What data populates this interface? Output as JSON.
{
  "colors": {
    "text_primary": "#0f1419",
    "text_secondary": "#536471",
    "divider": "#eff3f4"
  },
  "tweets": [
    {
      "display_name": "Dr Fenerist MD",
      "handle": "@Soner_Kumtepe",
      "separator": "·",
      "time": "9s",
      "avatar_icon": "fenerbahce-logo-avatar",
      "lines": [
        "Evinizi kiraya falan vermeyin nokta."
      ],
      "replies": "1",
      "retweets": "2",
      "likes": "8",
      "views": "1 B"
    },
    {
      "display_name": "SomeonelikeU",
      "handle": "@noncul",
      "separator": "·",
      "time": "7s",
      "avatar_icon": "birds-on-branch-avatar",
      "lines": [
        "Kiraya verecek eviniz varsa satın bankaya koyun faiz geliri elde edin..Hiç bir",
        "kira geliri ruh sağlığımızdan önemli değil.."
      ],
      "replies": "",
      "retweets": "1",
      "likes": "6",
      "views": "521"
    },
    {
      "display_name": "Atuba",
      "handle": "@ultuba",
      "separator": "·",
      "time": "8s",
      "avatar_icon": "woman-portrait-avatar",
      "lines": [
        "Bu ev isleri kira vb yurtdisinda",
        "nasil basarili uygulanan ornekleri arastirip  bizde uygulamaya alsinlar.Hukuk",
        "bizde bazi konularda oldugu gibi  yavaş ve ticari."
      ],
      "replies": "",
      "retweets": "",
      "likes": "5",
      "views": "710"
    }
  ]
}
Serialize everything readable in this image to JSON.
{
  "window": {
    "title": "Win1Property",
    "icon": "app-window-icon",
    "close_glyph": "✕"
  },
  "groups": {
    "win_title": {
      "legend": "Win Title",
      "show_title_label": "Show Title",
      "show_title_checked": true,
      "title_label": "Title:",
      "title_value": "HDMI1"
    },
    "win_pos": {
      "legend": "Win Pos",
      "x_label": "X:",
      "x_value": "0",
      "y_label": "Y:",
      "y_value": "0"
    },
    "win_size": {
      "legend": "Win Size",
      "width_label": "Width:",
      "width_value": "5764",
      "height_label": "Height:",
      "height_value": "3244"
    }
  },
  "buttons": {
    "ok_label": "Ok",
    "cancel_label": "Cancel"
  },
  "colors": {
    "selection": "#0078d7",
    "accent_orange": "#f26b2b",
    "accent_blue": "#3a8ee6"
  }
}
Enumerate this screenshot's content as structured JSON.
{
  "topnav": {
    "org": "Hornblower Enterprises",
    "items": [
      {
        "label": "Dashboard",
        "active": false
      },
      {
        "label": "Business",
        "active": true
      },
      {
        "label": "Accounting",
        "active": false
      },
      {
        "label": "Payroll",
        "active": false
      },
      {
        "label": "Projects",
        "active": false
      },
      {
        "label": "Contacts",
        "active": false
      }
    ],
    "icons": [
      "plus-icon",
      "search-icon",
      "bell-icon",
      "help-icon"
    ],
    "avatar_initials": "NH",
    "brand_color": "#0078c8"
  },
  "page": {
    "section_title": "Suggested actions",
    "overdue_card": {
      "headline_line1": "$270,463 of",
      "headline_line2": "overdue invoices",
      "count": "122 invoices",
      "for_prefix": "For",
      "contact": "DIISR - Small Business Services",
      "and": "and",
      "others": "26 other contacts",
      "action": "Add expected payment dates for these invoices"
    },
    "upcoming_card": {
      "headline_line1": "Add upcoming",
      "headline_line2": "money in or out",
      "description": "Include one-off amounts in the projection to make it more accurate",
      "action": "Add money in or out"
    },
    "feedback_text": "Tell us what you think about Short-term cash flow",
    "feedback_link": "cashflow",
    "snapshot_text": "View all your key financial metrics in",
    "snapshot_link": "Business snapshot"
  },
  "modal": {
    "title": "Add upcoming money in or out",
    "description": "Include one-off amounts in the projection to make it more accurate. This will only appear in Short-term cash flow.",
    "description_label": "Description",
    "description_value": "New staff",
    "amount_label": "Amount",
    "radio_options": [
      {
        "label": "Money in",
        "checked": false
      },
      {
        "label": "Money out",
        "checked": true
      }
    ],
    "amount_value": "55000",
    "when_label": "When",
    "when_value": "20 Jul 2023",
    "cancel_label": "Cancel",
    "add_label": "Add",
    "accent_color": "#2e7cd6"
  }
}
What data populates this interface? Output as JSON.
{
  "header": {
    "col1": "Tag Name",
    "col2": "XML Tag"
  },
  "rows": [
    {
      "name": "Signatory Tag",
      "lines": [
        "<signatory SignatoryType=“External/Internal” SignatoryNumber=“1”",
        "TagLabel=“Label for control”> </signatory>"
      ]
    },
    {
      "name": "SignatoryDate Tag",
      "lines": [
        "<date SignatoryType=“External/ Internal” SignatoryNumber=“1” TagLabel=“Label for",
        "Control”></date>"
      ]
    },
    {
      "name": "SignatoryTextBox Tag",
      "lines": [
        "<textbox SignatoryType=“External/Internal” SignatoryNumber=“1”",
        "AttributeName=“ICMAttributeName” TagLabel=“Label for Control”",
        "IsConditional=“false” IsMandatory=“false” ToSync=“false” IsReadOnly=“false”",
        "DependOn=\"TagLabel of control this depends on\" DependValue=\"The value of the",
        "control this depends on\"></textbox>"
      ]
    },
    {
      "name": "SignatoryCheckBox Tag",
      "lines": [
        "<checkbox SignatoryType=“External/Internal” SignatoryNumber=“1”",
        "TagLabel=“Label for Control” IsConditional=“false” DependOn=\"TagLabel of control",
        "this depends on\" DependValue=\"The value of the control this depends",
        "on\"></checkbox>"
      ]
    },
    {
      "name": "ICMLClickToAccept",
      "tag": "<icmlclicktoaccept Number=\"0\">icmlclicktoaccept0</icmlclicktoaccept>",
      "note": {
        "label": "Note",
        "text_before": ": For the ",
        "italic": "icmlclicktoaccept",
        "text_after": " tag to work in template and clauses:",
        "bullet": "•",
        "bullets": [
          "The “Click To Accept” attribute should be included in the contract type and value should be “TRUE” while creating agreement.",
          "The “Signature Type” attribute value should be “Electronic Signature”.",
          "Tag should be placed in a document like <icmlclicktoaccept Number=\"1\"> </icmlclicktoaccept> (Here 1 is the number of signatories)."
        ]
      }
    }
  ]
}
───
> [Written instruction]:
Print the listing above in full, exactly as it is.

> [Task response]:
What data populates this interface? Output as JSON.
{
  "colors": {
    "text_primary": "#0f1419",
    "text_secondary": "#536471",
    "divider": "#eff3f4"
  },
  "tweets": [
    {
      "display_name": "Dr Fenerist MD",
      "handle": "@Soner_Kumtepe",
      "separator": "·",
      "time": "9s",
      "avatar_icon": "fenerbahce-logo-avatar",
      "lines": [
        "Evinizi kiraya falan vermeyin nokta."
      ],
      "replies": "1",
      "retweets": "2",
      "likes": "8",
      "views": "1 B"
    },
    {
      "display_name": "SomeonelikeU",
      "handle": "@noncul",
      "separator": "·",
      "time": "7s",
      "avatar_icon": "birds-on-branch-avatar",
      "lines": [
        "Kiraya verecek eviniz varsa satın bankaya koyun faiz geliri elde edin..Hiç bir",
        "kira geliri ruh sağlığımızdan önemli değil.."
      ],
      "replies": "",
      "retweets": "1",
      "likes": "6",
      "views": "521"
    },
    {
      "display_name": "Atuba",
      "handle": "@ultuba",
      "separator": "·",
      "time": "8s",
      "avatar_icon": "woman-portrait-avatar",
      "lines": [
        "Bu ev isleri kira vb yurtdisinda",
        "nasil basarili uygulanan ornekleri arastirip  bizde uygulamaya alsinlar.Hukuk",
        "bizde bazi konularda oldugu gibi  yavaş ve ticari."
      ],
      "replies": "",
      "retweets": "",
      "likes": "5",
      "views": "710"
    }
  ]
}
Serialize everything readable in this image to JSON.
{
  "window": {
    "title": "Win1Property",
    "icon": "app-window-icon",
    "close_glyph": "✕"
  },
  "groups": {
    "win_title": {
      "legend": "Win Title",
      "show_title_label": "Show Title",
      "show_title_checked": true,
      "title_label": "Title:",
      "title_value": "HDMI1"
    },
    "win_pos": {
      "legend": "Win Pos",
      "x_label": "X:",
      "x_value": "0",
      "y_label": "Y:",
      "y_value": "0"
    },
    "win_size": {
      "legend": "Win Size",
      "width_label": "Width:",
      "width_value": "5764",
      "height_label": "Height:",
      "height_value": "3244"
    }
  },
  "buttons": {
    "ok_label": "Ok",
    "cancel_label": "Cancel"
  },
  "colors": {
    "selection": "#0078d7",
    "accent_orange": "#f26b2b",
    "accent_blue": "#3a8ee6"
  }
}
Enumerate this screenshot's content as structured JSON.
{
  "topnav": {
    "org": "Hornblower Enterprises",
    "items": [
      {
        "label": "Dashboard",
        "active": false
      },
      {
        "label": "Business",
        "active": true
      },
      {
        "label": "Accounting",
        "active": false
      },
      {
        "label": "Payroll",
        "active": false
      },
      {
        "label": "Projects",
        "active": false
      },
      {
        "label": "Contacts",
        "active": false
      }
    ],
    "icons": [
      "plus-icon",
      "search-icon",
      "bell-icon",
      "help-icon"
    ],
    "avatar_initials": "NH",
    "brand_color": "#0078c8"
  },
  "page": {
    "section_title": "Suggested actions",
    "overdue_card": {
      "headline_line1": "$270,463 of",
      "headline_line2": "overdue invoices",
      "count": "122 invoices",
      "for_prefix": "For",
      "contact": "DIISR - Small Business Services",
      "and": "and",
      "others": "26 other contacts",
      "action": "Add expected payment dates for these invoices"
    },
    "upcoming_card": {
      "headline_line1": "Add upcoming",
      "headline_line2": "money in or out",
      "description": "Include one-off amounts in the projection to make it more accurate",
      "action": "Add money in or out"
    },
    "feedback_text": "Tell us what you think about Short-term cash flow",
    "feedback_link": "cashflow",
    "snapshot_text": "View all your key financial metrics in",
    "snapshot_link": "Business snapshot"
  },
  "modal": {
    "title": "Add upcoming money in or out",
    "description": "Include one-off amounts in the projection to make it more accurate. This will only appear in Short-term cash flow.",
    "description_label": "Description",
    "description_value": "New staff",
    "amount_label": "Amount",
    "radio_options": [
      {
        "label": "Money in",
        "checked": false
      },
      {
        "label": "Money out",
        "checked": true
      }
    ],
    "amount_value": "55000",
    "when_label": "When",
    "when_value": "20 Jul 2023",
    "cancel_label": "Cancel",
    "add_label": "Add",
    "accent_color": "#2e7cd6"
  }
}
What data populates this interface? Output as JSON.
{
  "header": {
    "col1": "Tag Name",
    "col2": "XML Tag"
  },
  "rows": [
    {
      "name": "Signatory Tag",
      "lines": [
        "<signatory SignatoryType=“External/Internal” SignatoryNumber=“1”",
        "TagLabel=“Label for control”> </signatory>"
      ]
    },
    {
      "name": "SignatoryDate Tag",
      "lines": [
        "<date SignatoryType=“External/ Internal” SignatoryNumber=“1” TagLabel=“Label for",
        "Control”></date>"
      ]
    },
    {
      "name": "SignatoryTextBox Tag",
      "lines": [
        "<textbox SignatoryType=“External/Internal” SignatoryNumber=“1”",
        "AttributeName=“ICMAttributeName” TagLabel=“Label for Control”",
        "IsConditional=“false” IsMandatory=“false” ToSync=“false” IsReadOnly=“false”",
        "DependOn=\"TagLabel of control this depends on\" DependValue=\"The value of the",
        "control this depends on\"></textbox>"
      ]
    },
    {
      "name": "SignatoryCheckBox Tag",
      "lines": [
        "<checkbox SignatoryType=“External/Internal” SignatoryNumber=“1”",
        "TagLabel=“Label for Control” IsConditional=“false” DependOn=\"TagLabel of control",
        "this depends on\" DependValue=\"The value of the control this depends",
        "on\"></checkbox>"
      ]
    },
    {
      "name": "ICMLClickToAccept",
      "tag": "<icmlclicktoaccept Number=\"0\">icmlclicktoaccept0</icmlclicktoaccept>",
      "note": {
        "label": "Note",
        "text_before": ": For the ",
        "italic": "icmlclicktoaccept",
        "text_after": " tag to work in template and clauses:",
        "bullet": "•",
        "bullets": [
          "The “Click To Accept” attribute should be included in the contract type and value should be “TRUE” while creating agreement.",
          "The “Signature Type” attribute value should be “Electronic Signature”.",
          "Tag should be placed in a document like <icmlclicktoaccept Number=\"1\"> </icmlclicktoaccept> (Here 1 is the number of signatories)."
        ]
      }
    }
  ]
}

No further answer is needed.